Find the lines holding the string "plate" in the data, then copy all of them.
++++ Data for the task
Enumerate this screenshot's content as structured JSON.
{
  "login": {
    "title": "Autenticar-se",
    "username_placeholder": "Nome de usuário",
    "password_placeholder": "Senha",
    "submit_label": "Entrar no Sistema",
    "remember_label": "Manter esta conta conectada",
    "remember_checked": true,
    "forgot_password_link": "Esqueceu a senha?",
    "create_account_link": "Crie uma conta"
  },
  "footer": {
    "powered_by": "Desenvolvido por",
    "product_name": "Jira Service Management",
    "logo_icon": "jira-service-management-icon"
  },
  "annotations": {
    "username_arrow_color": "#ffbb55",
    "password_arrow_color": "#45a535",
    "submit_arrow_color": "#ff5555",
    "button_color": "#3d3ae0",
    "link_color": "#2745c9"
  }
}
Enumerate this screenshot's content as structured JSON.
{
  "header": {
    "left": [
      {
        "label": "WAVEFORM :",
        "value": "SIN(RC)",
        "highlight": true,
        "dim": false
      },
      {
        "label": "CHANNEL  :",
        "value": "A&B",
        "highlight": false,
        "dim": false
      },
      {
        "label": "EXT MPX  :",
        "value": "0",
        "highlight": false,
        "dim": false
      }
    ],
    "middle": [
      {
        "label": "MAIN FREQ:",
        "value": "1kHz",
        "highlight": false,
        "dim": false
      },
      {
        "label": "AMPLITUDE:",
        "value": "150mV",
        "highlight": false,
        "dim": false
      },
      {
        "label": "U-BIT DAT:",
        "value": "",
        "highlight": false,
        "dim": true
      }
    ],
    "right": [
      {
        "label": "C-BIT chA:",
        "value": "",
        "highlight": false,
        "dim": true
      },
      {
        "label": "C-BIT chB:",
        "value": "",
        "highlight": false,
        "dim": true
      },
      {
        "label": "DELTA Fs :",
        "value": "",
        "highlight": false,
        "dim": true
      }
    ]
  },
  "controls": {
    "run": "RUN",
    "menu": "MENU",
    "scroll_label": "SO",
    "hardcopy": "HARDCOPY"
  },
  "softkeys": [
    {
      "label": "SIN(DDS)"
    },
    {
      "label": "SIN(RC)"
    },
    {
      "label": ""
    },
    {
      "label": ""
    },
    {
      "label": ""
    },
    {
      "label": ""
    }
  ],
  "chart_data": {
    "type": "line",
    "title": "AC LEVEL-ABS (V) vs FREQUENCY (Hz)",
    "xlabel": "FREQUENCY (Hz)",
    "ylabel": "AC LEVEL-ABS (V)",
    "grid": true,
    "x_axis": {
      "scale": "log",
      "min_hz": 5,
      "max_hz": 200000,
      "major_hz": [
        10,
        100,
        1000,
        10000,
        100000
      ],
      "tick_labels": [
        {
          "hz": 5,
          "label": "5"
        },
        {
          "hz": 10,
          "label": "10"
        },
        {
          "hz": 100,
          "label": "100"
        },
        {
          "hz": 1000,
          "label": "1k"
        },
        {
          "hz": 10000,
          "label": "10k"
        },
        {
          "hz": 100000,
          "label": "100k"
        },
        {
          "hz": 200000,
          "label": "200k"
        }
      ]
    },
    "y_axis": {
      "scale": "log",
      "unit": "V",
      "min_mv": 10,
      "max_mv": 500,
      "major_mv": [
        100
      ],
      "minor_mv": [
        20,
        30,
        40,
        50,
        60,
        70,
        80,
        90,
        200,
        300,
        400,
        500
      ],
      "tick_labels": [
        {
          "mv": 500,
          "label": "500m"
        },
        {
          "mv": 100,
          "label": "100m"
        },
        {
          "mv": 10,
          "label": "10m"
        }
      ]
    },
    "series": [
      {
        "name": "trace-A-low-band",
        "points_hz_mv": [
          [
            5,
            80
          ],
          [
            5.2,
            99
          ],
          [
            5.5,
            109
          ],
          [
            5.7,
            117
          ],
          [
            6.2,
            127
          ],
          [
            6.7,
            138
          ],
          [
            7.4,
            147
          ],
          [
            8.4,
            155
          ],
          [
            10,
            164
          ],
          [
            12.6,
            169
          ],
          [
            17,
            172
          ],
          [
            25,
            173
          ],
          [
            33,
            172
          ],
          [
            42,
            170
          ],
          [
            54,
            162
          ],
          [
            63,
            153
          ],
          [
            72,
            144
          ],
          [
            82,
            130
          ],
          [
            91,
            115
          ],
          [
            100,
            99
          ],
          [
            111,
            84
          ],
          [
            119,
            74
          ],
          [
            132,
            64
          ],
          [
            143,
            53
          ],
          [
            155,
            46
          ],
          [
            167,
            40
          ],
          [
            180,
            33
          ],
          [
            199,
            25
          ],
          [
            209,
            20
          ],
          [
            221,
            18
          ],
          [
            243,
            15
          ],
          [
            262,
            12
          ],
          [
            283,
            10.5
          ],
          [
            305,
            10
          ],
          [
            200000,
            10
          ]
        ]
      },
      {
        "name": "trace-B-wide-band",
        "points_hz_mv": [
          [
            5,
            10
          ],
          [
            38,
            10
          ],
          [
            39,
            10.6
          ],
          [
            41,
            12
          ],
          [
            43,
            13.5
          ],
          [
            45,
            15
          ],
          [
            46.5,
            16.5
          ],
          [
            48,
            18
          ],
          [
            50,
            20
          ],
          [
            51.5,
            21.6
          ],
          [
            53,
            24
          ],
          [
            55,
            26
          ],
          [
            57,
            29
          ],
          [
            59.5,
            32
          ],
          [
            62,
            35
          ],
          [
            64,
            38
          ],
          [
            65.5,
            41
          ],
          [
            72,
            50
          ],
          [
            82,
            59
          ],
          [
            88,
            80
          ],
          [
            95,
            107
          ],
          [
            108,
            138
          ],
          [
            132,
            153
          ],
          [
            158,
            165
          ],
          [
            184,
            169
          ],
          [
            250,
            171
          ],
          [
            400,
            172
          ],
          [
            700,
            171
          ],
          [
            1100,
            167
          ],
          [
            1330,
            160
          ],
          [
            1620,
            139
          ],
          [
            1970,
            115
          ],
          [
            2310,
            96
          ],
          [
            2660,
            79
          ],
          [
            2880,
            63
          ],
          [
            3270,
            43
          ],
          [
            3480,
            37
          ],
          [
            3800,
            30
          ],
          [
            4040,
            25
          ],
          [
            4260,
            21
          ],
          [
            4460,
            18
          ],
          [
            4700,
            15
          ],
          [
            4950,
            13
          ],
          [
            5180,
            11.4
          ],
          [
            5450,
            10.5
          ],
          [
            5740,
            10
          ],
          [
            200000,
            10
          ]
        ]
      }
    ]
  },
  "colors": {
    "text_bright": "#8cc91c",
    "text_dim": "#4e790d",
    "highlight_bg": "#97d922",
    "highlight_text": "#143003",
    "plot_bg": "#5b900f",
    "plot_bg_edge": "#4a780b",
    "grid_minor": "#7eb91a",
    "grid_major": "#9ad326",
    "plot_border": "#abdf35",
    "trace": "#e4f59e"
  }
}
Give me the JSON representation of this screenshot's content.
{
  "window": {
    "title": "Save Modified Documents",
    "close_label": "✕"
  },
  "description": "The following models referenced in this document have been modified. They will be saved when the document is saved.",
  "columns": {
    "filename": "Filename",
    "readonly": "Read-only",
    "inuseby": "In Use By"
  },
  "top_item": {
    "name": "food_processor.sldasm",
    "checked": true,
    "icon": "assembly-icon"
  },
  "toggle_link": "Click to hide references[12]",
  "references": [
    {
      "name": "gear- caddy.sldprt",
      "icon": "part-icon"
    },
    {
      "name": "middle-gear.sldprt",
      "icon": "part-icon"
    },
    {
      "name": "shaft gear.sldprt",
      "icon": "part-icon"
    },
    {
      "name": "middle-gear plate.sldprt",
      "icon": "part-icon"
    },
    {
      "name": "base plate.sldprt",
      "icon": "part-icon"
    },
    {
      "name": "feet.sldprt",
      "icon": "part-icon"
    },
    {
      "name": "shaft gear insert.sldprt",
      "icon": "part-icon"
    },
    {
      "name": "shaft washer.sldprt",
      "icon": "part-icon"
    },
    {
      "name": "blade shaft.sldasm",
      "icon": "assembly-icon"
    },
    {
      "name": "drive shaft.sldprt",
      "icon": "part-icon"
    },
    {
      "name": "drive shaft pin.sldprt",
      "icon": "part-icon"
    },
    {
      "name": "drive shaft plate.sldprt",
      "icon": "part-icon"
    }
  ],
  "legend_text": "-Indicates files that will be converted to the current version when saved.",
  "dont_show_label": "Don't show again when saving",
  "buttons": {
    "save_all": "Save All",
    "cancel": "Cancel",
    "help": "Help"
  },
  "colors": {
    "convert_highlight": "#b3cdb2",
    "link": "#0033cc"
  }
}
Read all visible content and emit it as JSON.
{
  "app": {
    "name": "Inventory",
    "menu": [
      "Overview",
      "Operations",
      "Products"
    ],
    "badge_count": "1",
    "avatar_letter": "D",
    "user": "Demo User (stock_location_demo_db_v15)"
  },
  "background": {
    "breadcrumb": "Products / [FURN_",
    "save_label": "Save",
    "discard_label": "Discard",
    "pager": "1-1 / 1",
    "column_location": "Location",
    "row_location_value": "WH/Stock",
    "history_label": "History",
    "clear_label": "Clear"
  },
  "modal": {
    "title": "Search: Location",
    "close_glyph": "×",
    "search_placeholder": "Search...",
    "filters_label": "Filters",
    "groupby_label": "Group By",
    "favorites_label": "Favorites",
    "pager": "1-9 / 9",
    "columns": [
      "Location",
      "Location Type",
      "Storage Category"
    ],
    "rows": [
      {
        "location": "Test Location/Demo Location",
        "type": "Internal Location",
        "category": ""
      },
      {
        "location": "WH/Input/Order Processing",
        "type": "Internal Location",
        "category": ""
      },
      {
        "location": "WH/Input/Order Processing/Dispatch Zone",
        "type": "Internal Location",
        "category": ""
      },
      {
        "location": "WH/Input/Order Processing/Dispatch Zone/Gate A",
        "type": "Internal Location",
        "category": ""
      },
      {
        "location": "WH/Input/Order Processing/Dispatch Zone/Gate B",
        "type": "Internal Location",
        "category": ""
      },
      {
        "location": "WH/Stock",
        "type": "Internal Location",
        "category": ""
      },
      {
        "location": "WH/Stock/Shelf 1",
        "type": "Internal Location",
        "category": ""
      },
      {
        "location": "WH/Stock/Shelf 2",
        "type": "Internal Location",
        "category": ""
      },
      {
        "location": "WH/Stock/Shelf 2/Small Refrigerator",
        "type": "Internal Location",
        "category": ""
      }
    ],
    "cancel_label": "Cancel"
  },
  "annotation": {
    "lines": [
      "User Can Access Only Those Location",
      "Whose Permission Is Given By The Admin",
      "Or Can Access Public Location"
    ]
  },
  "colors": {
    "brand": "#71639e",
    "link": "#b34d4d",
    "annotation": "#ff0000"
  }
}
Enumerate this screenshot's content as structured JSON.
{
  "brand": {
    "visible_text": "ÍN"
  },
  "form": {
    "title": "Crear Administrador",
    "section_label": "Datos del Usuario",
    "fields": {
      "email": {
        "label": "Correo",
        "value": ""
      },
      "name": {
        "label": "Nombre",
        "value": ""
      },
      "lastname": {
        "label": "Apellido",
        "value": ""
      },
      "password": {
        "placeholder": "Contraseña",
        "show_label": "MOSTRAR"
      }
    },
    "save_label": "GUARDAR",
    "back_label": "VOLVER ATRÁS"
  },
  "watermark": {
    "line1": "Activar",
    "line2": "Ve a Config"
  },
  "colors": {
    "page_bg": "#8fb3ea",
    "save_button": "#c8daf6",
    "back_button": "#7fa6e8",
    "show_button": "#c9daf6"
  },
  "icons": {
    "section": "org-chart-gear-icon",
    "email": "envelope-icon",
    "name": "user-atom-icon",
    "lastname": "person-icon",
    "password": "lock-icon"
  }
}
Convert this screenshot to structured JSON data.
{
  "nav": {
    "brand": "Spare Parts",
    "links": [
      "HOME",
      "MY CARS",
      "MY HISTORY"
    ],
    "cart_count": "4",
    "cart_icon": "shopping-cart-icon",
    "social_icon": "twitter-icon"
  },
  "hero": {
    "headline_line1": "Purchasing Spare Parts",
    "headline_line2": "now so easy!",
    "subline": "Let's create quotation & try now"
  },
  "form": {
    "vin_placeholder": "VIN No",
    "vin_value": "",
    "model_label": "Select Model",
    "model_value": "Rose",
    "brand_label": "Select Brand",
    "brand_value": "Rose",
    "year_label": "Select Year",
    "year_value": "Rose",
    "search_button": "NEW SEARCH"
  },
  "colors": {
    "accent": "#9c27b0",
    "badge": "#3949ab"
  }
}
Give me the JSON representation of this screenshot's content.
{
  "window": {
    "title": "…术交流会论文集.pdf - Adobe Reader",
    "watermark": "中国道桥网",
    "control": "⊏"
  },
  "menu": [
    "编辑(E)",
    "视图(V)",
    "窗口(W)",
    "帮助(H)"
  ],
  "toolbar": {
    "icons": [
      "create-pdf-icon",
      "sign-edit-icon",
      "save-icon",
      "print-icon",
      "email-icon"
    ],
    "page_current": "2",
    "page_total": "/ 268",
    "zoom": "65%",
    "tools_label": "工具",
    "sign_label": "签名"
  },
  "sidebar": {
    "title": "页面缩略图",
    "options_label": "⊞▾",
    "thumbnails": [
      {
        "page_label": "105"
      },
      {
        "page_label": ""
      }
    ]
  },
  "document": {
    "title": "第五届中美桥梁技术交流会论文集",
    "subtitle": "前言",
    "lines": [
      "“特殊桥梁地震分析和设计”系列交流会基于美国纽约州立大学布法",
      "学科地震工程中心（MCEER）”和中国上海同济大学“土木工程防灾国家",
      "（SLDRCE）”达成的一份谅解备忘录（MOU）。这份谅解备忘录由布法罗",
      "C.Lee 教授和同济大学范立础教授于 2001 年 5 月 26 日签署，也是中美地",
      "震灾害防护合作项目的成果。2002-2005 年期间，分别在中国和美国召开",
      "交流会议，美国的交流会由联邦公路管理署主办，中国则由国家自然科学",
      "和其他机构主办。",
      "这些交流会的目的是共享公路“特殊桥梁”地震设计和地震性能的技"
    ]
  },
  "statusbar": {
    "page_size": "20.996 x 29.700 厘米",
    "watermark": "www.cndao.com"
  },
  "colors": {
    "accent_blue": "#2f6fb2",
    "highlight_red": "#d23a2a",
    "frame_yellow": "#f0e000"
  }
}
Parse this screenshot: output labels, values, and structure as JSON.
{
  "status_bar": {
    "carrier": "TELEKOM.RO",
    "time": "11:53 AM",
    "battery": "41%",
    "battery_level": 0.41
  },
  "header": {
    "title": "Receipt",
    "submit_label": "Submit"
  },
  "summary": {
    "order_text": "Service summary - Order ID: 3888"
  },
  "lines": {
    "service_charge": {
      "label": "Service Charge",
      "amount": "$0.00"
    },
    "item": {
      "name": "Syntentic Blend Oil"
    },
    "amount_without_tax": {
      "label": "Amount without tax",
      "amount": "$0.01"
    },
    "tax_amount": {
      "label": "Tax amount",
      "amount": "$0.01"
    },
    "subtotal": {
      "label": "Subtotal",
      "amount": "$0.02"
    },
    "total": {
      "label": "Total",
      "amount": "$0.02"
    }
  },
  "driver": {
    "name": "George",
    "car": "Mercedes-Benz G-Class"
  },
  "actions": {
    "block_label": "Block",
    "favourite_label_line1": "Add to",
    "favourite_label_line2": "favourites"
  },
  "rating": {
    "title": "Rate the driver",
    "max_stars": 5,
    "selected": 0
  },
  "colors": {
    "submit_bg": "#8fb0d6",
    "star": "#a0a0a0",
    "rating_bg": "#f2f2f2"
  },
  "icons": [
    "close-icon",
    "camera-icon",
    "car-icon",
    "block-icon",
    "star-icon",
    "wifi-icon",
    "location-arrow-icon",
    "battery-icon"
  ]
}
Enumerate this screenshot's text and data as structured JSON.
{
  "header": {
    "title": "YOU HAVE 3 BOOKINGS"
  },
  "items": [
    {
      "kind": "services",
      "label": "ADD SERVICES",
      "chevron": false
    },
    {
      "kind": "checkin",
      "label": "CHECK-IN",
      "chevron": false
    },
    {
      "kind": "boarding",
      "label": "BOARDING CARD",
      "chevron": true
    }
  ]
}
++++++++
> [Answer for this exercise]:
      "name": "middle-gear plate.sldprt",
      "name": "base plate.sldprt",
      "name": "drive shaft plate.sldprt",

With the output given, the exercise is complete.